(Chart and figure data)

☆ ☆ ☆ ☆ ☆ ☆ ☆

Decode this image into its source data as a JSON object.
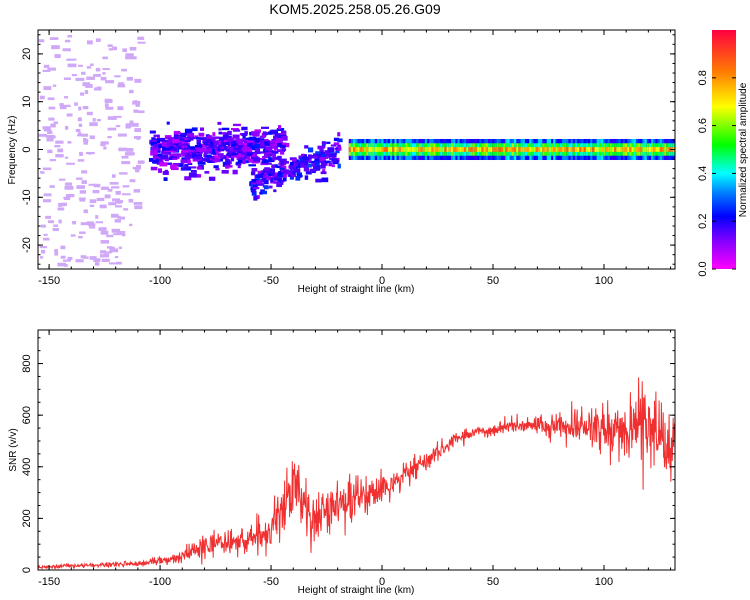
{
  "title": "KOM5.2025.258.05.26.G09",
  "chart_data": [
    {
      "type": "heatmap",
      "xlabel": "Height of straight line (km)",
      "ylabel": "Frequency (Hz)",
      "xlim": [
        -155,
        132
      ],
      "ylim": [
        -25,
        25
      ],
      "xticks": [
        -150,
        -100,
        -50,
        0,
        50,
        100
      ],
      "yticks": [
        -20,
        -10,
        0,
        10,
        20
      ],
      "colorbar": {
        "label": "Normalized spectral amplitude",
        "range": [
          0,
          1
        ],
        "ticks": [
          0.0,
          0.2,
          0.4,
          0.6,
          0.8
        ],
        "colormap": [
          "#ff00ff",
          "#8000ff",
          "#0000ff",
          "#00ffff",
          "#00ff00",
          "#ffff00",
          "#ff8000",
          "#ff0000"
        ]
      },
      "features": [
        {
          "x_range": [
            -155,
            -110
          ],
          "freq_range": [
            -24,
            24
          ],
          "amplitude": 0.05
        },
        {
          "x_range": [
            -105,
            -45
          ],
          "freq_range": [
            -4,
            5
          ],
          "amplitude": 0.2
        },
        {
          "x_range": [
            -60,
            -20
          ],
          "freq_range": [
            -9,
            0
          ],
          "amplitude": 0.22
        },
        {
          "x_range": [
            -15,
            132
          ],
          "freq_range": [
            -1,
            1
          ],
          "amplitude": 0.9
        }
      ]
    },
    {
      "type": "line",
      "xlabel": "Height of straight line (km)",
      "ylabel": "SNR (v/v)",
      "xlim": [
        -155,
        132
      ],
      "ylim": [
        0,
        930
      ],
      "xticks": [
        -150,
        -100,
        -50,
        0,
        50,
        100
      ],
      "yticks": [
        0,
        200,
        400,
        600,
        800
      ],
      "color": "#f03030",
      "envelope": {
        "x": [
          -155,
          -130,
          -110,
          -95,
          -80,
          -60,
          -50,
          -42,
          -38,
          -30,
          -20,
          -10,
          0,
          10,
          20,
          30,
          40,
          50,
          60,
          70,
          80,
          90,
          100,
          110,
          118,
          125,
          132
        ],
        "mean": [
          12,
          18,
          25,
          45,
          90,
          125,
          150,
          270,
          300,
          200,
          250,
          280,
          310,
          370,
          420,
          490,
          530,
          545,
          560,
          560,
          560,
          555,
          550,
          550,
          560,
          520,
          500
        ],
        "spread": [
          6,
          8,
          10,
          20,
          40,
          55,
          70,
          100,
          120,
          90,
          100,
          90,
          60,
          50,
          45,
          30,
          25,
          25,
          30,
          40,
          55,
          70,
          85,
          110,
          170,
          150,
          120
        ]
      }
    }
  ]
}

☆ ☆ ☆ ☆ ☆ ☆ ☆

Requirements ::
Retype all of the entries exactly as written, leaving out any images.

Completed exercise ::
Decode this image into its source data as a JSON object.
{
  "title": "KOM5.2025.258.05.26.G09",
  "chart_data": [
    {
      "type": "heatmap",
      "xlabel": "Height of straight line (km)",
      "ylabel": "Frequency (Hz)",
      "xlim": [
        -155,
        132
      ],
      "ylim": [
        -25,
        25
      ],
      "xticks": [
        -150,
        -100,
        -50,
        0,
        50,
        100
      ],
      "yticks": [
        -20,
        -10,
        0,
        10,
        20
      ],
      "colorbar": {
        "label": "Normalized spectral amplitude",
        "range": [
          0,
          1
        ],
        "ticks": [
          0.0,
          0.2,
          0.4,
          0.6,
          0.8
        ],
        "colormap": [
          "#ff00ff",
          "#8000ff",
          "#0000ff",
          "#00ffff",
          "#00ff00",
          "#ffff00",
          "#ff8000",
          "#ff0000"
        ]
      },
      "features": [
        {
          "x_range": [
            -155,
            -110
          ],
          "freq_range": [
            -24,
            24
          ],
          "amplitude": 0.05
        },
        {
          "x_range": [
            -105,
            -45
          ],
          "freq_range": [
            -4,
            5
          ],
          "amplitude": 0.2
        },
        {
          "x_range": [
            -60,
            -20
          ],
          "freq_range": [
            -9,
            0
          ],
          "amplitude": 0.22
        },
        {
          "x_range": [
            -15,
            132
          ],
          "freq_range": [
            -1,
            1
          ],
          "amplitude": 0.9
        }
      ]
    },
    {
      "type": "line",
      "xlabel": "Height of straight line (km)",
      "ylabel": "SNR (v/v)",
      "xlim": [
        -155,
        132
      ],
      "ylim": [
        0,
        930
      ],
      "xticks": [
        -150,
        -100,
        -50,
        0,
        50,
        100
      ],
      "yticks": [
        0,
        200,
        400,
        600,
        800
      ],
      "color": "#f03030",
      "envelope": {
        "x": [
          -155,
          -130,
          -110,
          -95,
          -80,
          -60,
          -50,
          -42,
          -38,
          -30,
          -20,
          -10,
          0,
          10,
          20,
          30,
          40,
          50,
          60,
          70,
          80,
          90,
          100,
          110,
          118,
          125,
          132
        ],
        "mean": [
          12,
          18,
          25,
          45,
          90,
          125,
          150,
          270,
          300,
          200,
          250,
          280,
          310,
          370,
          420,
          490,
          530,
          545,
          560,
          560,
          560,
          555,
          550,
          550,
          560,
          520,
          500
        ],
        "spread": [
          6,
          8,
          10,
          20,
          40,
          55,
          70,
          100,
          120,
          90,
          100,
          90,
          60,
          50,
          45,
          30,
          25,
          25,
          30,
          40,
          55,
          70,
          85,
          110,
          170,
          150,
          120
        ]
      }
    }
  ]
}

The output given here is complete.